Texto para leer:
----------

A veces parece una solución el ir por el mundo con una venda puesta en los ojos para no tener que mirar realidades que hacen sangrar. Después de todo, ¿para qué sufrir por algo que no puedes cambiar? ¿Para qué estremecerse con historias condenadas al fracaso más absoluto? ¿Qué sentido tendría? ¿No es más razonable centrarse en lo posible, lo cercano y lo concreto?
El problema es que hay muchos crucificados en nuestro mundo. ¿Y qué será de ellos si el mundo mira para otro lado? ¿Qué será de ellos si cerramos los ojos, el corazón y las entrañas para no estremecernos al menos con su vida? ¿Qué será de ellos si alguien no se siente urgido a buscar respuestas, justicia, libertad?
Sin embargo, no es fácil escapar de la indiferencia, y se llega a ella por diversos caminos.
Los motivos de la indiferencia
No deja de ser un mecanismo de protección.
Está claro que la mayoría de nosotros, si estuviese en nuestra mano transformar la realidad, lo haríamos. Pero no lo está. Así que ¿para qué agobiarnos o entristecernos con dramas ajenos? ¿En nombre de qué masoquismo?
¿No es lógico cerrar los ojos, aislarnos en una burbuja que nos ahorre los gritos y las miserias?
También es consecuencia de la saturación. Tal vez la indiferencia llega por exceso. Estamos tan acostumbrados a ver tragedias, heridas, problemas, que, ¿Cómo sentirse afectado una y otra vez por lo que nos llega? ¿Cómo separar lo real de lo mediático, las cifras de los nombres? ¿Cómo acercar lo que es lejano y a menudo llega a través de los medios?
La sobreexposición genera costumbre y, acostumbrados como estamos a ver los infiernos a distancia, dejan de sorprendernos.

----------

Material proporcionado:

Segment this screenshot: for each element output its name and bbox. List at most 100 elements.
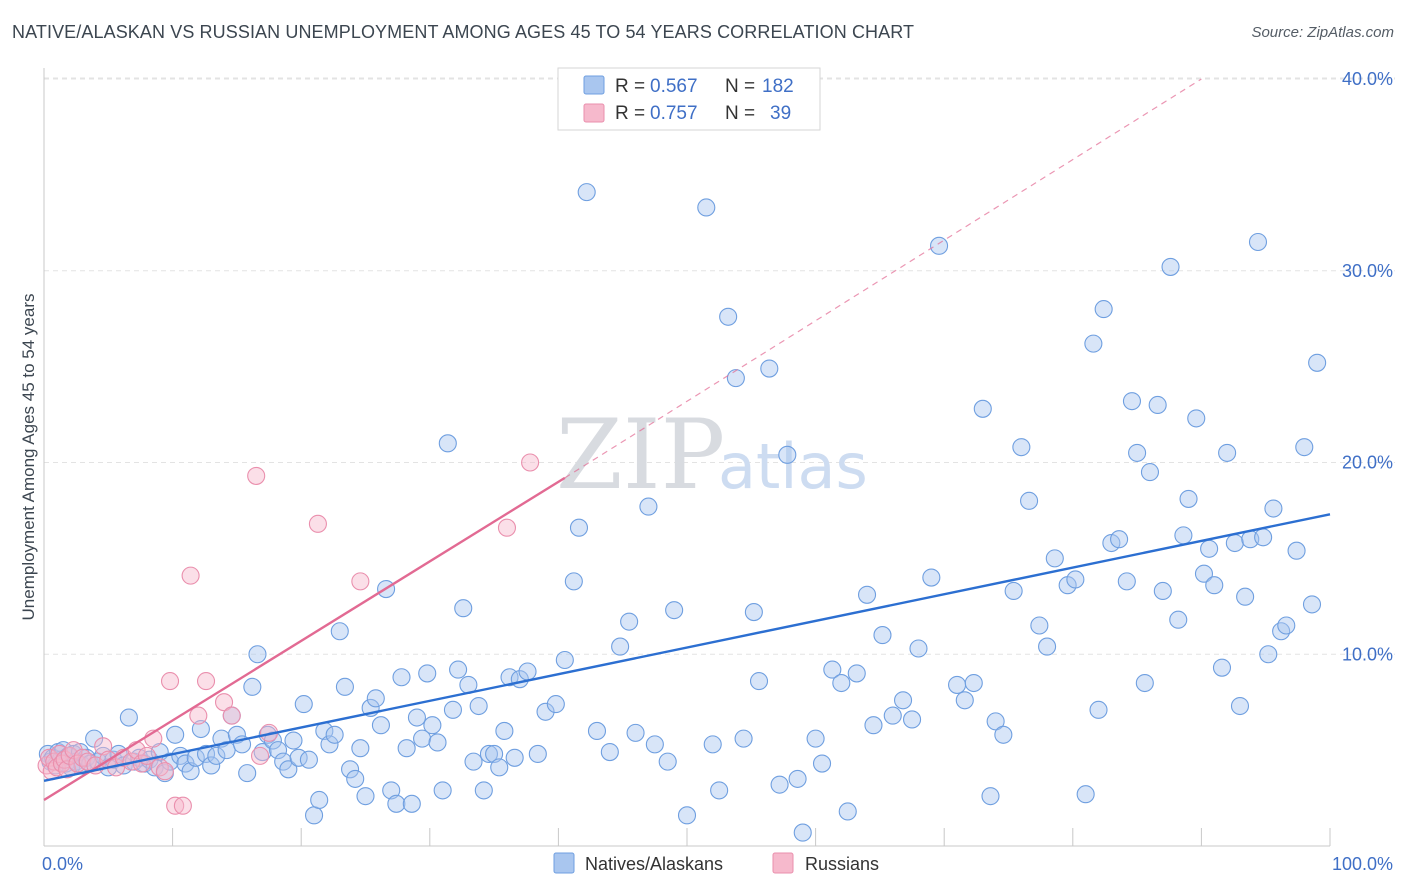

----------

Requisitos de tareas:
A - Duplica sin ningún cambio el pasaje del texto sobre la indiferencia que comienza con "A veces parece" y sigue hasta "y lo concreto?".
B - Prosigue el texto sobre la indiferencia a partir de la última oración que aparece.
Las líneas no hacen falta para resolver nada aquí.

Resultados de tareas:
A -
A veces parece una solución el ir por el mundo con una venda puesta en los ojos para no tener que mirar realidades que hacen sangrar. Después de todo, ¿para qué sufrir por algo que no puedes cambiar? ¿Para qué estremecerse con historias condenadas al fracaso más absoluto? ¿Qué sentido tendría? ¿No es más razonable centrarse en lo posible, lo cercano y lo concreto?

B -
De algún modo, es cuestión de prioridades. Es posible que la indiferencia sea el resultado de la forma en que vamos estableciendo prioridades en nuestra vida. No hay espacio, tiempo ni oportunidad para librar todas las batallas. Elegimos unas y no otras. Nos fijamos unas metas. Miramos en unas direcciones, y el foco deja de iluminar otras realidades que poco a poco se van haciendo invisibles. Preocupados por nuestra familia, nuestro trabajo o nuestros proyectos, va quedando poco tiempo para otras historias. En parte es inevitable. Urgidos por nuestros problemas o nuestros anhelos, es difícil dejar un espacio significativo para los otros, que se pueden ir convirtiendo en piezas de un escenario por el que pasamos sin habitarlo.
Es fruto de la masificación. En las comunidades más pequeñas, las personas se conocen, a veces también se exigen mucho más unos a otros, y por eso mismo hay ocasiones en que muchas personas prefieren huir del agobio de ese mundo controlador y a menudo chismoso. Sin embargo, el precio de la masificación es una cierta dosis de anonimato. Las personas no nos conocemos, no sabemos de nuestras respectivas historias, nos cruzamos sin saludarnos, nos vemos sin conocernos y, a menudo, hasta morimos sin enterarnos. El peligro de este mundo vertiginoso y acelerado es esa masificación que, de algún modo, termina borrándonos el rostro.
¿Dónde está el problema?
El problema está en que por ese camino corremos el riesgo de ir aislándonos. Encerrados en torres de cristal, perdemos contacto con el mundo exterior. Dejamos de valorar las cosas en su justa perspectiva. Se endurecen el corazón y las entrañas, y dejamos de percibir la complejidad de la vida y las circunstancias de los otros.
La respuesta tiene que ver con la mezcla de frustración e insensibilidad que es caldo de cultivo de estas ideologías. Con el olvido de que el otro es una persona como yo y de que estamos unidos por vínculos de humanidad antes que por etiquetas de piel, nación o riqueza.
Hay una oración que en algunas ocasiones podríamos elevar al cielo: “Señor, que me duela el mundo”. Es decir, que no permanezca indiferente, frío, ajeno a otras vidas. Que más allá de ideologías, etiquetas o conceptos abstractos, sepa mirar a los rostros, pensar en las circunstancias de las personas, comprender las implicaciones de cada decisión, de cada silencio o de cada gesto. O, dicho en el lenguaje de la liturgia católica: «Danos entrañas de misericordia ante toda miseria humana, inspíranos el gesto y la palabra oportuna frente al hermano solo y desamparado, ayúdanos a mostrarnos disponibles ante quien se siente explotado y deprimido…» (Plegaria eucarística Vb).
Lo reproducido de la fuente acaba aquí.